Short problem = Determine how many lines carry the word "ylabel". Output that number only.

Start of Data for this task

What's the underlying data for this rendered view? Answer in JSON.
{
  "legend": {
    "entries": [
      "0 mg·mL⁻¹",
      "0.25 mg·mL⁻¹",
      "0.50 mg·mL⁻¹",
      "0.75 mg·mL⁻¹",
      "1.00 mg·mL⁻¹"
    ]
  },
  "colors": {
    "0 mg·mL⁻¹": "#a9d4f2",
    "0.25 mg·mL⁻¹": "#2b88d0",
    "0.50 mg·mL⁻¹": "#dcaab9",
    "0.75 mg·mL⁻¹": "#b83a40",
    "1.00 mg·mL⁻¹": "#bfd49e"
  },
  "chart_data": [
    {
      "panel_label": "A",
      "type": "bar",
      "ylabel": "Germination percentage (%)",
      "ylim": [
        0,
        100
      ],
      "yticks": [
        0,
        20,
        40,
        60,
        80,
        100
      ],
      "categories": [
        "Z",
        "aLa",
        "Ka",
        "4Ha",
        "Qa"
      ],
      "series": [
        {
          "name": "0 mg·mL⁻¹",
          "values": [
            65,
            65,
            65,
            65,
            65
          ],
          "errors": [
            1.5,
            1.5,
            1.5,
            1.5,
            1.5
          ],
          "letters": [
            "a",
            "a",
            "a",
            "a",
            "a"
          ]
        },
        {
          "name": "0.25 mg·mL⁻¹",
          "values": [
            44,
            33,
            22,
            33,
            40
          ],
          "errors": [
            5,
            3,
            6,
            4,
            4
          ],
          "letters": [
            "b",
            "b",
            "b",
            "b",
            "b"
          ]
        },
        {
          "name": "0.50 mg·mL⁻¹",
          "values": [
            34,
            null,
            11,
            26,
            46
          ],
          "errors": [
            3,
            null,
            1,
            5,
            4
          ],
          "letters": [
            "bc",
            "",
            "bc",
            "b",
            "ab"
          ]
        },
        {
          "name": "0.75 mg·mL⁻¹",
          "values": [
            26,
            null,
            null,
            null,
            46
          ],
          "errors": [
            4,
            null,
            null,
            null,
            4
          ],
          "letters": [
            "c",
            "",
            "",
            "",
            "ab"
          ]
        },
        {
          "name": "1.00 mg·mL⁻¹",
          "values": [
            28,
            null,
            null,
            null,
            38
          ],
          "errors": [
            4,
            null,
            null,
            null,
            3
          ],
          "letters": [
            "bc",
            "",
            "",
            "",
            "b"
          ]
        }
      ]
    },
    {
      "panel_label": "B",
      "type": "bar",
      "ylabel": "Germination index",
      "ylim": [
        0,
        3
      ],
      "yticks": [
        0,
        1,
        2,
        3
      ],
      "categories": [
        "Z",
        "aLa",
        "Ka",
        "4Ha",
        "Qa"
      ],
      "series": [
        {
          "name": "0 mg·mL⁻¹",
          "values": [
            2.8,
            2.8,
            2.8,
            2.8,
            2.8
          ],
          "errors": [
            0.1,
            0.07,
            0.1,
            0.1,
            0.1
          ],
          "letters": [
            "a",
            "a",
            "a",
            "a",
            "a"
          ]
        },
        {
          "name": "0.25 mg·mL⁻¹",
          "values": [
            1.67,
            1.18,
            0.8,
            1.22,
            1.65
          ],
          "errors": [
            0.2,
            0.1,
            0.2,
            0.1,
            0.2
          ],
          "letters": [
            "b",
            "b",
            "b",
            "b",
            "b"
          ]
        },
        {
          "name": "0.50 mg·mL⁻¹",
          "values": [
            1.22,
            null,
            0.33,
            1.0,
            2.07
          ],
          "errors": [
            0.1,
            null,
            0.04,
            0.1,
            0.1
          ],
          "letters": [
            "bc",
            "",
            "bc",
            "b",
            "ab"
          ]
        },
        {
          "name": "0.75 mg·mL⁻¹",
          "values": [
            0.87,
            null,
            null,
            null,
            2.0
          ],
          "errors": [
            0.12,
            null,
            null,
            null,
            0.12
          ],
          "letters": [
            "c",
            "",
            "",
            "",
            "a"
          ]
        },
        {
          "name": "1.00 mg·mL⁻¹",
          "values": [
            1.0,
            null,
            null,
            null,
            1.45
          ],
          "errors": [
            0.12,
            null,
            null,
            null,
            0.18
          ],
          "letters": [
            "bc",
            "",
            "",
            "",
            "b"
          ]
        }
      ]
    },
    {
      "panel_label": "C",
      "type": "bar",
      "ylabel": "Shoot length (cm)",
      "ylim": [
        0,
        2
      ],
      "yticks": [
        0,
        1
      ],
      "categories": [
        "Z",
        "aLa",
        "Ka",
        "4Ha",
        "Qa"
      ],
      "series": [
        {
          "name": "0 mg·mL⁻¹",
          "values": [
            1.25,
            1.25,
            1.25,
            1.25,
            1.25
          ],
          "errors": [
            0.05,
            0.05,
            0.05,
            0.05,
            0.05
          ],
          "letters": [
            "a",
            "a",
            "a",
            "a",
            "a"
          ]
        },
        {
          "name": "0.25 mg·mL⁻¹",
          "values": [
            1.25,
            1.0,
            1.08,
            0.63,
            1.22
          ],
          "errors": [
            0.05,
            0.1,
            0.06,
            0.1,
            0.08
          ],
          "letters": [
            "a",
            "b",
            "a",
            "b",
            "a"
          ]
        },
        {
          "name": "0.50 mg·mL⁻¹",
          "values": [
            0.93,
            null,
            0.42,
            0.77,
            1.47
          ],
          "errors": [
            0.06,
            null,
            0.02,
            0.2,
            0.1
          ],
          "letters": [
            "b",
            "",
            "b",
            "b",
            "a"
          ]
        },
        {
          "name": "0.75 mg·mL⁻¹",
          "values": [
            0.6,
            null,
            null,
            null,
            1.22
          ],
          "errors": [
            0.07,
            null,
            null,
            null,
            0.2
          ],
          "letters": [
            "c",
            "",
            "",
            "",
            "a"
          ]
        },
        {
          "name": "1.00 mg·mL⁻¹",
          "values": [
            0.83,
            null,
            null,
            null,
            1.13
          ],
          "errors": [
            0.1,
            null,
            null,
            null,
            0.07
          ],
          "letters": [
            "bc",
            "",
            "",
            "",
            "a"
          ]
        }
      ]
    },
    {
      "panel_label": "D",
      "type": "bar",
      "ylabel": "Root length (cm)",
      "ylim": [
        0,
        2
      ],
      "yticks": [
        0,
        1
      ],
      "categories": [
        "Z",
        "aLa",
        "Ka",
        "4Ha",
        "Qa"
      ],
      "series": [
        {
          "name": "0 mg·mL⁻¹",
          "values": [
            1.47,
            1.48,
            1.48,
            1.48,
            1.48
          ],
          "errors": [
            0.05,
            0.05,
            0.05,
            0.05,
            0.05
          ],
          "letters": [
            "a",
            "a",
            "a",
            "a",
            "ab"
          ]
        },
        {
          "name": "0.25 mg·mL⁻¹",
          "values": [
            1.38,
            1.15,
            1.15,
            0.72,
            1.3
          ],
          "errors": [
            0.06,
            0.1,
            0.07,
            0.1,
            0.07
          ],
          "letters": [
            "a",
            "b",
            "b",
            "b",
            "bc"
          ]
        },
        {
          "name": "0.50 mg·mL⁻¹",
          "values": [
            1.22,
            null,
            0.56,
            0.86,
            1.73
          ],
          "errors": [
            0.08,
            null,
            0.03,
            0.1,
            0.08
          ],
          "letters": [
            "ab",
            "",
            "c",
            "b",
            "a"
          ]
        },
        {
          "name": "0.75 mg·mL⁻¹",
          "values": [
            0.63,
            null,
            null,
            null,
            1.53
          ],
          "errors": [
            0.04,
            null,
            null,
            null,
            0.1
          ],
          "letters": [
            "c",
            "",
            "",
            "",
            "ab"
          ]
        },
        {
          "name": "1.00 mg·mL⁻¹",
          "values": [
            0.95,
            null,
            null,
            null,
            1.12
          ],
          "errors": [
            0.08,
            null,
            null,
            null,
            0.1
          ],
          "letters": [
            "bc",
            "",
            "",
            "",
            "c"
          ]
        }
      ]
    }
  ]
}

End of Data for this task

Response to this task = 4